[Layout annotation listing]
-------
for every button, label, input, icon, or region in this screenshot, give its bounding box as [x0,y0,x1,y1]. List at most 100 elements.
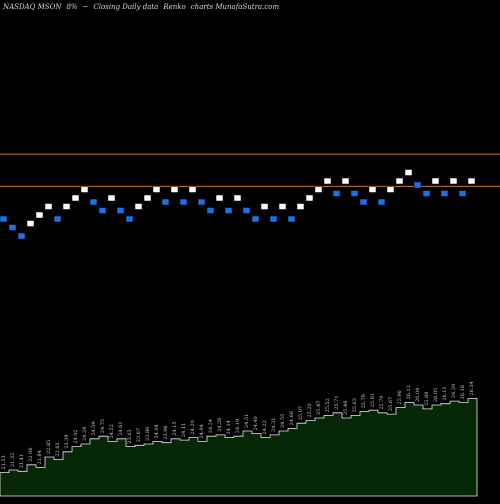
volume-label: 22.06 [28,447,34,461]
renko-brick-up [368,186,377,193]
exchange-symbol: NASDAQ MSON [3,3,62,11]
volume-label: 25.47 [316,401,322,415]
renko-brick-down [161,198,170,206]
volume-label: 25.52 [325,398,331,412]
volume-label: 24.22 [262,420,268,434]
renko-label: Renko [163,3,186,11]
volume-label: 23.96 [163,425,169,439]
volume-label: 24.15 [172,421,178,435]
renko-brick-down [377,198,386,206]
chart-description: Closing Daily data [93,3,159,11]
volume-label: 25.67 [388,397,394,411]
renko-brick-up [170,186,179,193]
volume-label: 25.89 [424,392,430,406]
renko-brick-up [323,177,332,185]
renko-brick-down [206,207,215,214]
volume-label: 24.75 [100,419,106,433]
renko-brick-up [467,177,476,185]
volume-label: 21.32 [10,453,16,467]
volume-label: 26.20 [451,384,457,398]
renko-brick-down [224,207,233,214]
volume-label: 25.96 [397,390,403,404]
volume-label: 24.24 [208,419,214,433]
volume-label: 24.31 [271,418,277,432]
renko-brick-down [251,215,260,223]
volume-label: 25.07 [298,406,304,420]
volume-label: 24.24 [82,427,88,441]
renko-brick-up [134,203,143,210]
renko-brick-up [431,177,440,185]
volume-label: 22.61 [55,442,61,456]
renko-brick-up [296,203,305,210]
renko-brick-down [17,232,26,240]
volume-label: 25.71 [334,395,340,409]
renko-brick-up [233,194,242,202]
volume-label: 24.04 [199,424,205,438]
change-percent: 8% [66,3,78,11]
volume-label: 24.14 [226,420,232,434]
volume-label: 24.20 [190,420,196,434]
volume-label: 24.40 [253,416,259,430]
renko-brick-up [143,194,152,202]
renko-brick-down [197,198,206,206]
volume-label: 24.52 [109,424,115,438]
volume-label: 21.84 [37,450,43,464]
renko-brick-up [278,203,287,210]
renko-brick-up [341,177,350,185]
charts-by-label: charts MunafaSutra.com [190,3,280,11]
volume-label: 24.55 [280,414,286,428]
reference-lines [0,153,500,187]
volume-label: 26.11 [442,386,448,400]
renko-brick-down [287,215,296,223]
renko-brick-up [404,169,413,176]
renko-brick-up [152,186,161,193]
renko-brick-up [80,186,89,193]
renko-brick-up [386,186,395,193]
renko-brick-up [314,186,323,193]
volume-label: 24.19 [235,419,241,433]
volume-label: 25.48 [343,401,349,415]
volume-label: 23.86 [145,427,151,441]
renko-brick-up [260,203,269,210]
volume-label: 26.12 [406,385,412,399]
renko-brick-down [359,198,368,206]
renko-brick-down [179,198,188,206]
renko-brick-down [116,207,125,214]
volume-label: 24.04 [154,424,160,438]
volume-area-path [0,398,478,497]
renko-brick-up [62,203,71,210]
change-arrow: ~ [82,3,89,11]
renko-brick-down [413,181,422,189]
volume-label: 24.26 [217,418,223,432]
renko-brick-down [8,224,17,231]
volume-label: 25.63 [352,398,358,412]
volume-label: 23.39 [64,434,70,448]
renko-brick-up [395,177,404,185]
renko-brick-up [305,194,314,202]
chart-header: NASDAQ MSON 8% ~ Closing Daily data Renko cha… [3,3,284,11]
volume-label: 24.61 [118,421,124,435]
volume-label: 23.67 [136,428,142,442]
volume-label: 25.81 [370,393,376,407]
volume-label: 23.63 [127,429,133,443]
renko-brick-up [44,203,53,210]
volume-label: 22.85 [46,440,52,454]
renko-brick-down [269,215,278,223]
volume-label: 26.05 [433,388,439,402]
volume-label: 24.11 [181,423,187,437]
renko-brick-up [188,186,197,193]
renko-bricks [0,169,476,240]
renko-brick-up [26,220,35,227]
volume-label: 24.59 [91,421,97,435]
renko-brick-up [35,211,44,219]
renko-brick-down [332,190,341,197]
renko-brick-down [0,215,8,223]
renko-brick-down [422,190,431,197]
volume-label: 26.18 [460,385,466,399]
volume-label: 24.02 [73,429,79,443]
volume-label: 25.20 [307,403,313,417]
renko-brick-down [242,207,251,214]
-------
● **TASK TO COMPLETE**
Copy out the part of the listing above that begins with the line containing "volume-label: 22.06 [28,447,34,461]" and ends with the line containing "volume-label: 25.89 [424,392,430,406]", both included, without changing anything.

● **RESPONSE TO THIS EXERCISE**
volume-label: 22.06 [28,447,34,461]
renko-brick-up [368,186,377,193]
exchange-symbol: NASDAQ MSON [3,3,62,11]
volume-label: 25.47 [316,401,322,415]
renko-brick-down [161,198,170,206]
volume-label: 25.52 [325,398,331,412]
volume-label: 24.22 [262,420,268,434]
renko-label: Renko [163,3,186,11]
volume-label: 23.96 [163,425,169,439]
volume-label: 24.15 [172,421,178,435]
renko-brick-down [377,198,386,206]
chart-description: Closing Daily data [93,3,159,11]
volume-label: 25.67 [388,397,394,411]
renko-brick-up [170,186,179,193]
volume-label: 25.89 [424,392,430,406]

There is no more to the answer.